__Given task__
From the entries below, extract every line that includes the word "базисных".

__Extracted entries__
------------------------------------
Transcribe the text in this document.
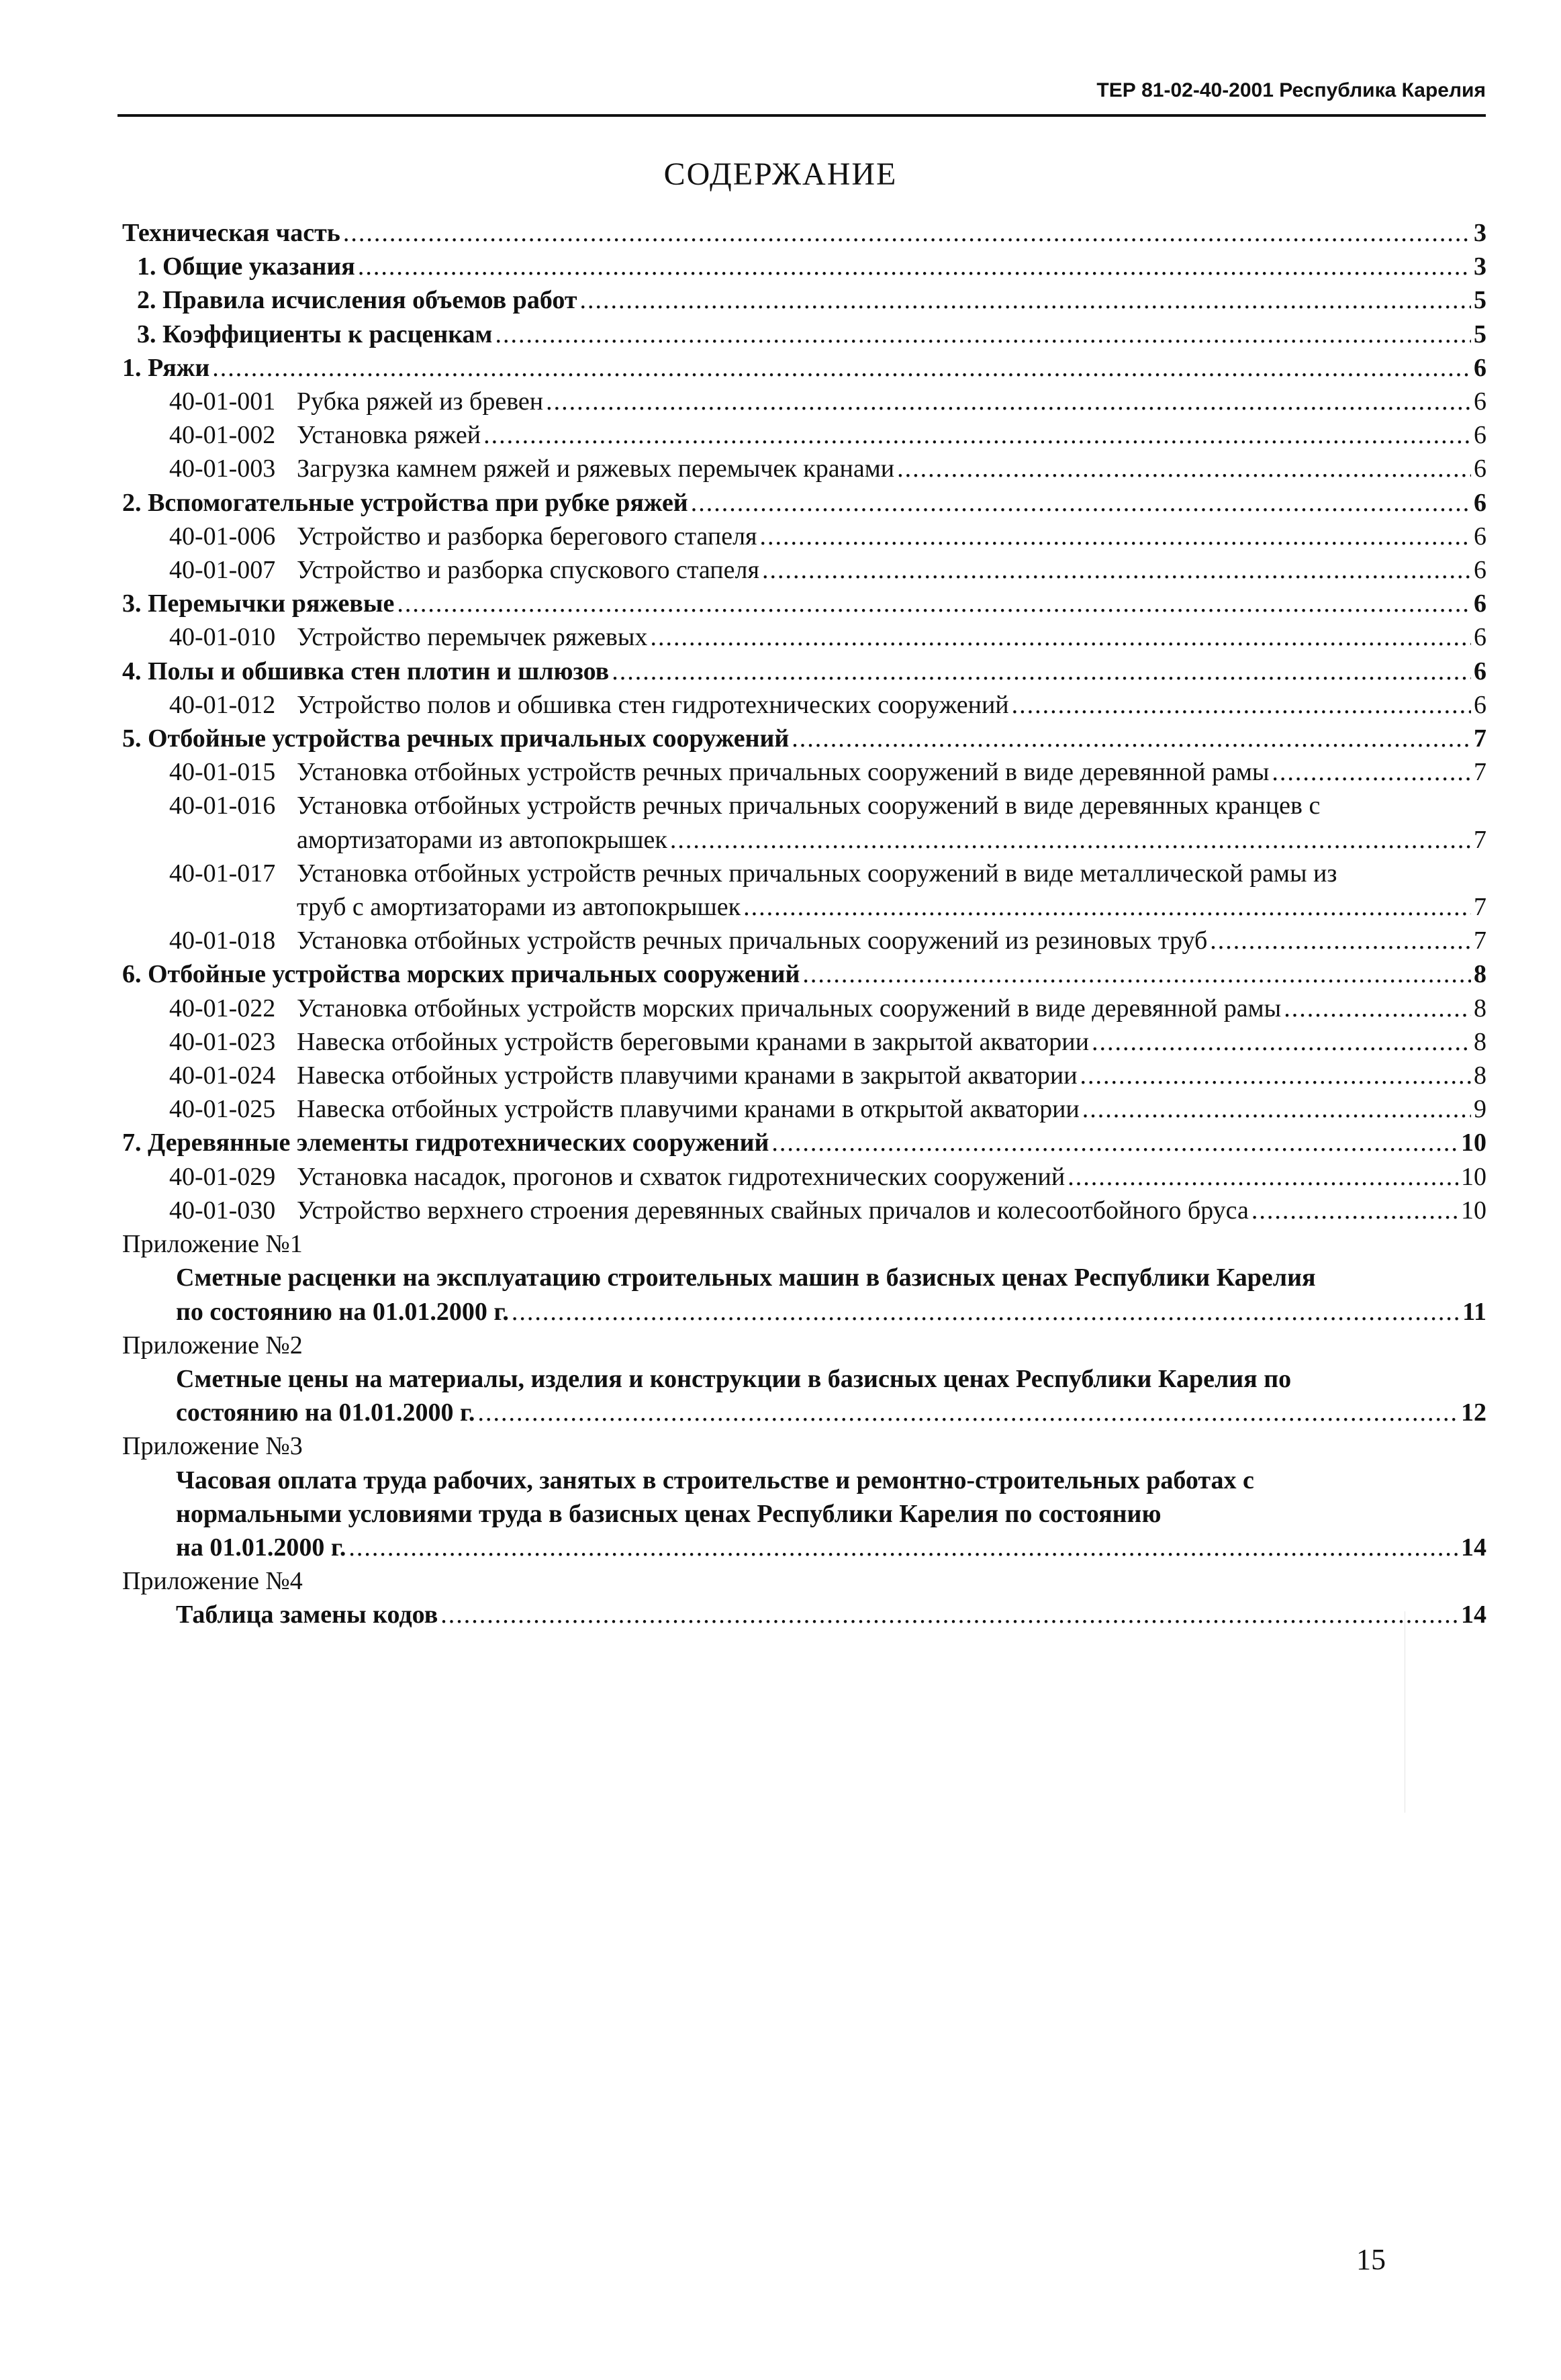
ТЕР 81-02-40-2001 Республика Карелия
СОДЕРЖАНИЕ
Техническая часть .....	3
1. Общие указания .....	3
2. Правила исчисления объемов работ .....	5
3. Коэффициенты к расценкам .....	5
1. Ряжи .....	6
40-01-001 Рубка ряжей из бревен .....	6
40-01-002 Установка ряжей .....	6
40-01-003 Загрузка камнем ряжей и ряжевых перемычек кранами .....	6
2. Вспомогательные устройства при рубке ряжей .....	6
40-01-006 Устройство и разборка берегового стапеля .....	6
40-01-007 Устройство и разборка спускового стапеля .....	6
3. Перемычки ряжевые .....	6
40-01-010 Устройство перемычек ряжевых .....	6
4. Полы и обшивка стен плотин и шлюзов .....	6
40-01-012 Устройство полов и обшивка стен гидротехнических сооружений .....	6
5. Отбойные устройства речных причальных сооружений .....	7
40-01-015 Установка отбойных устройств речных причальных сооружений в виде деревянной рамы .....	7
40-01-016 Установка отбойных устройств речных причальных сооружений в виде деревянных кранцев с
амортизаторами из автопокрышек .....	7
40-01-017 Установка отбойных устройств речных причальных сооружений в виде металлической рамы из
труб с амортизаторами из автопокрышек .....	7
40-01-018 Установка отбойных устройств речных причальных сооружений из резиновых труб .....	7
6. Отбойные устройства морских причальных сооружений .....	8
40-01-022 Установка отбойных устройств морских причальных сооружений в виде деревянной рамы .....	8
40-01-023 Навеска отбойных устройств береговыми кранами в закрытой акватории .....	8
40-01-024 Навеска отбойных устройств плавучими кранами в закрытой акватории .....	8
40-01-025 Навеска отбойных устройств плавучими кранами в открытой акватории .....	9
7. Деревянные элементы гидротехнических сооружений .....	10
40-01-029 Установка насадок, прогонов и схваток гидротехнических сооружений .....	10
40-01-030 Устройство верхнего строения деревянных свайных причалов и колесоотбойного бруса .....	10
Приложение №1
Сметные расценки на эксплуатацию строительных машин в базисных ценах Республики Карелия
по состоянию на 01.01.2000 г. .....	11
Приложение №2
Сметные цены на материалы, изделия и конструкции в базисных ценах Республики Карелия по
состоянию на 01.01.2000 г. .....	12
Приложение №3
Часовая оплата труда рабочих, занятых в строительстве и ремонтно-строительных работах с
нормальными условиями труда в базисных ценах Республики Карелия по состоянию
на 01.01.2000 г. .....	14
Приложение №4
Таблица замены кодов .....	14
15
------------------------------------
__Answer below__
Сметные расценки на эксплуатацию строительных машин в базисных ценах Республики Карелия
Сметные цены на материалы, изделия и конструкции в базисных ценах Республики Карелия по
нормальными условиями труда в базисных ценах Республики Карелия по состоянию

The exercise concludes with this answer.